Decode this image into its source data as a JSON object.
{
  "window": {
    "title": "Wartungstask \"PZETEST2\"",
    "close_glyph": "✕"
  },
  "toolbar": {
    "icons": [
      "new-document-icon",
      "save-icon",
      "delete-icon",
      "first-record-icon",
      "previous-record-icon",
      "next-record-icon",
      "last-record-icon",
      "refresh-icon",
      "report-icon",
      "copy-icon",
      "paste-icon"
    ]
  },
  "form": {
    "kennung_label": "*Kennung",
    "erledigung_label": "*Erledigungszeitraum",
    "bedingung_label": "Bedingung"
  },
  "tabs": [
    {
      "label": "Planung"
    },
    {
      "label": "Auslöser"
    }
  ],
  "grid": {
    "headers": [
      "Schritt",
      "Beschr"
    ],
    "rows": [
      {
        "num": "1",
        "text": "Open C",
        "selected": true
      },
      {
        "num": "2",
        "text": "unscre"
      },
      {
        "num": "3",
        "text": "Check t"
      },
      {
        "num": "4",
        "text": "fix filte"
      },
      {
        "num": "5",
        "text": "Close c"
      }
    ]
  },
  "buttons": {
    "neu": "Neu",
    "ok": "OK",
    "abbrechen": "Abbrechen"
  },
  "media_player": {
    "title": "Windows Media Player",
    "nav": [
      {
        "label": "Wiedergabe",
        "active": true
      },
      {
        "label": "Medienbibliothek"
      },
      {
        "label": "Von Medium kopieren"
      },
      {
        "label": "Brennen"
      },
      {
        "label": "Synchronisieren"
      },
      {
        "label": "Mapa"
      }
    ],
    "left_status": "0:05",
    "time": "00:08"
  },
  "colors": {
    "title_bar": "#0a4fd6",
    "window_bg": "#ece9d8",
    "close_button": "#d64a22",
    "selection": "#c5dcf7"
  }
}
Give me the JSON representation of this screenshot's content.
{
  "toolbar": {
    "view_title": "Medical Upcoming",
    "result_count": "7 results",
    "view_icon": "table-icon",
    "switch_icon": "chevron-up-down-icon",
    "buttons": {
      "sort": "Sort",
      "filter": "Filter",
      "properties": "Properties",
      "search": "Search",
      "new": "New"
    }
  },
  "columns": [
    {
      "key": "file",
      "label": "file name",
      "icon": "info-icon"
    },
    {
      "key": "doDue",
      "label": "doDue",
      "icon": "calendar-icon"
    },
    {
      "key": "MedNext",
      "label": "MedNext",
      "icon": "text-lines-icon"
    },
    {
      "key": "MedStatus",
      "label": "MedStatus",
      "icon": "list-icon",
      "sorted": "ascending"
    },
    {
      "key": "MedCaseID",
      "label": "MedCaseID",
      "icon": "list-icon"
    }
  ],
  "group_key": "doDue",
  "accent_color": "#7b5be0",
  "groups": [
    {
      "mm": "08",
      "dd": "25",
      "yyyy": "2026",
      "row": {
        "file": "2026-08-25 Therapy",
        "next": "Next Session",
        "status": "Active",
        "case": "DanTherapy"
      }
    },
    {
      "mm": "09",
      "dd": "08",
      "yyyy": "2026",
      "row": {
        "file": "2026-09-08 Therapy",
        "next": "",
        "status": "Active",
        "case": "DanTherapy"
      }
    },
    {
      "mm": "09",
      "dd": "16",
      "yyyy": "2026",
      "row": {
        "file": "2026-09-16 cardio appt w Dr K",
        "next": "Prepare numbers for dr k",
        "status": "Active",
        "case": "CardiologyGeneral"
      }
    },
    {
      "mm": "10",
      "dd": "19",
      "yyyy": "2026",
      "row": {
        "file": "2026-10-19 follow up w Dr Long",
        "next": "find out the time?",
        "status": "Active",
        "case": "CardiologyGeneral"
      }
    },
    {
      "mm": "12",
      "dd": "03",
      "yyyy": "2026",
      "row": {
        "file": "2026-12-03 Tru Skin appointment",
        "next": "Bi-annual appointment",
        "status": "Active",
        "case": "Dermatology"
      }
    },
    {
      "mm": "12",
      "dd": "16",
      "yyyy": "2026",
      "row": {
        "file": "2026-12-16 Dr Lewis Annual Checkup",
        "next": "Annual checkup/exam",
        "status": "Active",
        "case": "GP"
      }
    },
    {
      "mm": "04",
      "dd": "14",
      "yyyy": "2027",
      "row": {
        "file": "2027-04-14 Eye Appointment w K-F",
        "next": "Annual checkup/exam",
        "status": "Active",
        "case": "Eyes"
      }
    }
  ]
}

__What is required__
Find each line in the records holding the string "doDue" and show it.

__Result below__
      "key": "doDue",
      "label": "doDue",
  "group_key": "doDue",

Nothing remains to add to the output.